» Exercise description:
In the listing below, locate the lines that hold the string "ByLayer". Copy those lines.

Dataset records
──────

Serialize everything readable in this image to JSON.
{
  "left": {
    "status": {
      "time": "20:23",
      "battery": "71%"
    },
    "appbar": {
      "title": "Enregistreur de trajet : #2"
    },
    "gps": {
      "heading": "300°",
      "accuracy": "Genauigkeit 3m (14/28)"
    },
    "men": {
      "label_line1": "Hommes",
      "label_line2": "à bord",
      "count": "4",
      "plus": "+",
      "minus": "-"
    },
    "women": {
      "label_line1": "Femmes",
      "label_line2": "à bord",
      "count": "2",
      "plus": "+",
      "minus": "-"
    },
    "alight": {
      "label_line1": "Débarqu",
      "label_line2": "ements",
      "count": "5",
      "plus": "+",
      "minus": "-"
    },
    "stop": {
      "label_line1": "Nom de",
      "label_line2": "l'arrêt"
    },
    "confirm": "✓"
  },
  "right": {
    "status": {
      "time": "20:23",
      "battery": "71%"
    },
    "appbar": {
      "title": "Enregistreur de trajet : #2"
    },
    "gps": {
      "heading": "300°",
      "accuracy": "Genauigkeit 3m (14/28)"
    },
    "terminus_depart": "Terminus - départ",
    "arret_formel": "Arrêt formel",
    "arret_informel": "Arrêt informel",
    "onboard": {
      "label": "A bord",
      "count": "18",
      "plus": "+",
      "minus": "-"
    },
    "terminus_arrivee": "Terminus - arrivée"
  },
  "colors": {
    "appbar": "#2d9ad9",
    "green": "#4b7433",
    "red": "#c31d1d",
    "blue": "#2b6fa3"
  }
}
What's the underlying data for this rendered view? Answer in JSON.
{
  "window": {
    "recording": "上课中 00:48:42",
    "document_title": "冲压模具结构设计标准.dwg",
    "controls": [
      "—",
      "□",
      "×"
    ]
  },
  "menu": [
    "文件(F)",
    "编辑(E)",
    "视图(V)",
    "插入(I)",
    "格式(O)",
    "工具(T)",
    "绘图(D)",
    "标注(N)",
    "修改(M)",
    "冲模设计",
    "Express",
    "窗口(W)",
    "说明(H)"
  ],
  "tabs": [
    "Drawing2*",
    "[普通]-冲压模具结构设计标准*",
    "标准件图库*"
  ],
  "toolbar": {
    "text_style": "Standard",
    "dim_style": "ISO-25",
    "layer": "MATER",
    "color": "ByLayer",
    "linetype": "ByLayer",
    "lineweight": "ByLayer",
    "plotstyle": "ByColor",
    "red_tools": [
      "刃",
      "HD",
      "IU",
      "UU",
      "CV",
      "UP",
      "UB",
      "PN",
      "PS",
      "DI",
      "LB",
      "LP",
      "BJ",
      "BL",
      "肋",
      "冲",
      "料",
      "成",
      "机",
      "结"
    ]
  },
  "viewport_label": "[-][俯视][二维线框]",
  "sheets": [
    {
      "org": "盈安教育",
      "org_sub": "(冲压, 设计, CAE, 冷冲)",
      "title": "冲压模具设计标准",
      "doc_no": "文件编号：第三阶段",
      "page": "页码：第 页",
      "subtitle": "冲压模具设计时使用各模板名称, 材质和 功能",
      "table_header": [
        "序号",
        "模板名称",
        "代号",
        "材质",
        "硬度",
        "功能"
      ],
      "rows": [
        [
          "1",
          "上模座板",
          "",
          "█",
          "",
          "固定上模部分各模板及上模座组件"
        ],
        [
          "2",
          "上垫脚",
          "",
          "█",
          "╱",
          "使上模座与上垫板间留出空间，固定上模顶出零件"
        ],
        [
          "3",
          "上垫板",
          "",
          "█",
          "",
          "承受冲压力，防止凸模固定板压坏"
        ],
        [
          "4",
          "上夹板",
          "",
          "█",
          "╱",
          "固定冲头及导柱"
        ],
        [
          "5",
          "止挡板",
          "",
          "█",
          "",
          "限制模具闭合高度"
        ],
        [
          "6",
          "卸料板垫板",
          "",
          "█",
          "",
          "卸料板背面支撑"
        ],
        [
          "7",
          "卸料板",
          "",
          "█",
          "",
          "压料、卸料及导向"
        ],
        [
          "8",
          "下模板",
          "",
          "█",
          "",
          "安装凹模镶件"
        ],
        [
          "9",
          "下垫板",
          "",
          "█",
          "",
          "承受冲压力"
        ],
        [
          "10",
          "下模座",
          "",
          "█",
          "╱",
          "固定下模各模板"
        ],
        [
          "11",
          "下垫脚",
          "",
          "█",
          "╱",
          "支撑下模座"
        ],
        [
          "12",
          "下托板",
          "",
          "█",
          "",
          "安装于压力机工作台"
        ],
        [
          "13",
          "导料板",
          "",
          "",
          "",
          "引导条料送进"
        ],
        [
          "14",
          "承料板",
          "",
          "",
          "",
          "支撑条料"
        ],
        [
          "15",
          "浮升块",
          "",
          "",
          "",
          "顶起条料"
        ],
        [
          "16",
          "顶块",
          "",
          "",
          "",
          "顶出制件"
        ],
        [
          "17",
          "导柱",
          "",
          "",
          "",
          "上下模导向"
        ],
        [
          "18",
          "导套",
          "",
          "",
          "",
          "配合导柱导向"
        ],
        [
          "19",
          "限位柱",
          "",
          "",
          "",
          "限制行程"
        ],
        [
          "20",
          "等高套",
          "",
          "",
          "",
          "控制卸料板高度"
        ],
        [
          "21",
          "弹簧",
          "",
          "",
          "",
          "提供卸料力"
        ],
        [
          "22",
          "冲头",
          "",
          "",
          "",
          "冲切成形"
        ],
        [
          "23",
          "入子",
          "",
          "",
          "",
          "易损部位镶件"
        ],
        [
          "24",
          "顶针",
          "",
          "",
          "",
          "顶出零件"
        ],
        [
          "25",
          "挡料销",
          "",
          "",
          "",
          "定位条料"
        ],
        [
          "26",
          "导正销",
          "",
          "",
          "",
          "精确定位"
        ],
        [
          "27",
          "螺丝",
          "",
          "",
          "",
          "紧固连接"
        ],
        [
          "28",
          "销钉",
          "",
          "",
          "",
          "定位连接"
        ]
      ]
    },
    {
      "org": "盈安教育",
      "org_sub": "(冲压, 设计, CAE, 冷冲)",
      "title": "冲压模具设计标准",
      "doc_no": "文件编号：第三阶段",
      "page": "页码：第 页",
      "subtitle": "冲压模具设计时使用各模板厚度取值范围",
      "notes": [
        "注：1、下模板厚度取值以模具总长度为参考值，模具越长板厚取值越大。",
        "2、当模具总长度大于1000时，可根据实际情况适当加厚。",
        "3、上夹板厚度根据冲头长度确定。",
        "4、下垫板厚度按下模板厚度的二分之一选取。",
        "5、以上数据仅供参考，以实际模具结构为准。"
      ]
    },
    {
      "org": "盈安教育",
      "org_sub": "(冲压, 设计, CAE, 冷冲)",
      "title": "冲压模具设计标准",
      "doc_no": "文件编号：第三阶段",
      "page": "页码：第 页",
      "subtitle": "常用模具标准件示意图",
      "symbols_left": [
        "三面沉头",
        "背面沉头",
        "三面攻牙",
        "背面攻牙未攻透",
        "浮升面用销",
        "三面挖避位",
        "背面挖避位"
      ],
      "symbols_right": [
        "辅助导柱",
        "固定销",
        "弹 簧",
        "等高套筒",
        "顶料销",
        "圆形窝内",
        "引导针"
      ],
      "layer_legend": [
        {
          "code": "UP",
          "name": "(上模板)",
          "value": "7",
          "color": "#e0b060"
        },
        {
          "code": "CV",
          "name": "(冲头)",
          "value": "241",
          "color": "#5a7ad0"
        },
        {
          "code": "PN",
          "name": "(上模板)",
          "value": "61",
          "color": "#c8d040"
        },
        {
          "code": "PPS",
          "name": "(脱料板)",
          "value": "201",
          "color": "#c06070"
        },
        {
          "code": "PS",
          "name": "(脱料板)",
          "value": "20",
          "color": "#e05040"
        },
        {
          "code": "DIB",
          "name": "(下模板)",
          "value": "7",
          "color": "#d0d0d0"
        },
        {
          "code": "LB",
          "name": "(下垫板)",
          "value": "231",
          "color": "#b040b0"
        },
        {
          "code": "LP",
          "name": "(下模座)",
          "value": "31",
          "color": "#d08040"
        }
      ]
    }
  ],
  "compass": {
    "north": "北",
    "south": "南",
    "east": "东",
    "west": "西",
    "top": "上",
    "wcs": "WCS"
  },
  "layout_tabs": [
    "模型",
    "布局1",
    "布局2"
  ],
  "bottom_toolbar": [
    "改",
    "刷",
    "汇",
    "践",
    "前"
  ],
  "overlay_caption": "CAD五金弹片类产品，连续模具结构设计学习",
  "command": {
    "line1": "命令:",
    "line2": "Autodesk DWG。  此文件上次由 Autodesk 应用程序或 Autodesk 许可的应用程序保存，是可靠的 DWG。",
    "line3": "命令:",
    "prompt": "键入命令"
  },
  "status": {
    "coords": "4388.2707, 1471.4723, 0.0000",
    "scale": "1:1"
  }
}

──────

» Correct output:
    "color": "ByLayer",
    "linetype": "ByLayer",
    "lineweight": "ByLayer",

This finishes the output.